> Stated problem:
Search the material for "Pressure" and show all lines that contain it.

> Listed records:
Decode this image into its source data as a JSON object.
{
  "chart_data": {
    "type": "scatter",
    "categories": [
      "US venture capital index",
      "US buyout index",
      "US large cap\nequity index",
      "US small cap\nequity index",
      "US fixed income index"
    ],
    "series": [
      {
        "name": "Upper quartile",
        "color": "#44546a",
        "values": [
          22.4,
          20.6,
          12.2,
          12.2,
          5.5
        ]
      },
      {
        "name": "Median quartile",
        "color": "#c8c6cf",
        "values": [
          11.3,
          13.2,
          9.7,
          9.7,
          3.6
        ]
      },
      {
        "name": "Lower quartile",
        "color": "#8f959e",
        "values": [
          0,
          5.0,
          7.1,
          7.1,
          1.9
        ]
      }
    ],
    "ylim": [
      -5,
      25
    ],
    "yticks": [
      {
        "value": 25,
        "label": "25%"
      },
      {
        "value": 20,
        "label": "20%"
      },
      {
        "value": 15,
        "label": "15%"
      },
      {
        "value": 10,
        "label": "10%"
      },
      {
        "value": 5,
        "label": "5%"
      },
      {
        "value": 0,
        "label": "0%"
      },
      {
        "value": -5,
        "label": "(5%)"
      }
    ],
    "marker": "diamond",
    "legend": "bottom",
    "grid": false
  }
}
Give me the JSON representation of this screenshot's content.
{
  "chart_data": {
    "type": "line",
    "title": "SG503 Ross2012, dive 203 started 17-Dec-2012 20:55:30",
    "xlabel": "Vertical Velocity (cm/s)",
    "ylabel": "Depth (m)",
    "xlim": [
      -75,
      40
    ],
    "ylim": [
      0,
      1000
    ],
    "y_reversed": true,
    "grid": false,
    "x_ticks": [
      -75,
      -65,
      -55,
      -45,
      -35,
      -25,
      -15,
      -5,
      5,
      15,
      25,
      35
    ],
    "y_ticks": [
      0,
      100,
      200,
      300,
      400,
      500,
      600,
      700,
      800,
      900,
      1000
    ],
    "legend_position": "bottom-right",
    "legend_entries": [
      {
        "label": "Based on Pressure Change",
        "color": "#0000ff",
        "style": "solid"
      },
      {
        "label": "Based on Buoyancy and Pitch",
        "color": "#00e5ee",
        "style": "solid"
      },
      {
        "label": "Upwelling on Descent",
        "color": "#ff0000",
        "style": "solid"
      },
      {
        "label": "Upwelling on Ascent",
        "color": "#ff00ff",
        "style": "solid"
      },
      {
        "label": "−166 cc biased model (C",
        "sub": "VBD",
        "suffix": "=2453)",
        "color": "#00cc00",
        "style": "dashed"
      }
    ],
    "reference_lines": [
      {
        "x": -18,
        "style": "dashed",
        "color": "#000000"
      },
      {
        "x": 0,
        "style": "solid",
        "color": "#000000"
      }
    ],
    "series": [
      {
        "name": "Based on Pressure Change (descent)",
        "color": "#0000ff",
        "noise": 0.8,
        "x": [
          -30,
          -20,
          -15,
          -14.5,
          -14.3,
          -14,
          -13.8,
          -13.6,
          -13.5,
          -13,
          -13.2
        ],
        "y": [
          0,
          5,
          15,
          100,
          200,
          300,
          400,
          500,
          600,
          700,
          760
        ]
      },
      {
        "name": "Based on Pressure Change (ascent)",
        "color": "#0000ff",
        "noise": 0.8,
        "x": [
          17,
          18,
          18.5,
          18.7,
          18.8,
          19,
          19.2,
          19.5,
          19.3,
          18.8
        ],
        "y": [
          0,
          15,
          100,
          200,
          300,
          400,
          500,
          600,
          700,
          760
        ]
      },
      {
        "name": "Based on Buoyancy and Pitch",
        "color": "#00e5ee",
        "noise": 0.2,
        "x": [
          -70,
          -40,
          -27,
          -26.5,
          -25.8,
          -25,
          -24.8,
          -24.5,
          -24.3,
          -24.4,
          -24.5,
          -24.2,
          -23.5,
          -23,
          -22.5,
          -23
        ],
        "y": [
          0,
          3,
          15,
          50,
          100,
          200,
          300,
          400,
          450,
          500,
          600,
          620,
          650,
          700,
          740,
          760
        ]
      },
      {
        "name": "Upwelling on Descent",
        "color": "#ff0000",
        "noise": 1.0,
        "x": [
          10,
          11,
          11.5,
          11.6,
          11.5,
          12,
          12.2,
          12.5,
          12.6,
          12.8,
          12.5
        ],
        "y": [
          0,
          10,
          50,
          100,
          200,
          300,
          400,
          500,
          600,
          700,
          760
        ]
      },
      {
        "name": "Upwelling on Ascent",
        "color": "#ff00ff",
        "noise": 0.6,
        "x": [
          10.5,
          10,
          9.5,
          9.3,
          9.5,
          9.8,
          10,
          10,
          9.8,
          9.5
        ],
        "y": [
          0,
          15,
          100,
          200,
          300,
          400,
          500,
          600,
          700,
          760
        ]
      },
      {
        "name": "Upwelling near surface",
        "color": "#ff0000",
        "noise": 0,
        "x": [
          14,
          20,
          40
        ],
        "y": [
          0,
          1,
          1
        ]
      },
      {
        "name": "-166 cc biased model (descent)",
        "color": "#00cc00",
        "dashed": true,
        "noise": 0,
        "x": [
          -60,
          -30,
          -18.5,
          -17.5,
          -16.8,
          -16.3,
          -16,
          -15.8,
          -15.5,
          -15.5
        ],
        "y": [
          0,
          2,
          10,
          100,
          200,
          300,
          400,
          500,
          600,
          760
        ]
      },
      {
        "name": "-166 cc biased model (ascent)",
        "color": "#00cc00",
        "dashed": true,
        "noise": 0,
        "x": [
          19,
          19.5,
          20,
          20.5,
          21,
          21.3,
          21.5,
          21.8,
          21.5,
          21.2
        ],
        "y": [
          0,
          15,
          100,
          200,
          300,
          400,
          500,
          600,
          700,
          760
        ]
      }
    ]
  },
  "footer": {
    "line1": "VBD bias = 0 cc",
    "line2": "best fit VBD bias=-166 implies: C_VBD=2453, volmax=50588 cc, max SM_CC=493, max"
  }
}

> Task response:
        "label": "Based on Pressure Change",
        "name": "Based on Pressure Change (descent)",
        "name": "Based on Pressure Change (ascent)",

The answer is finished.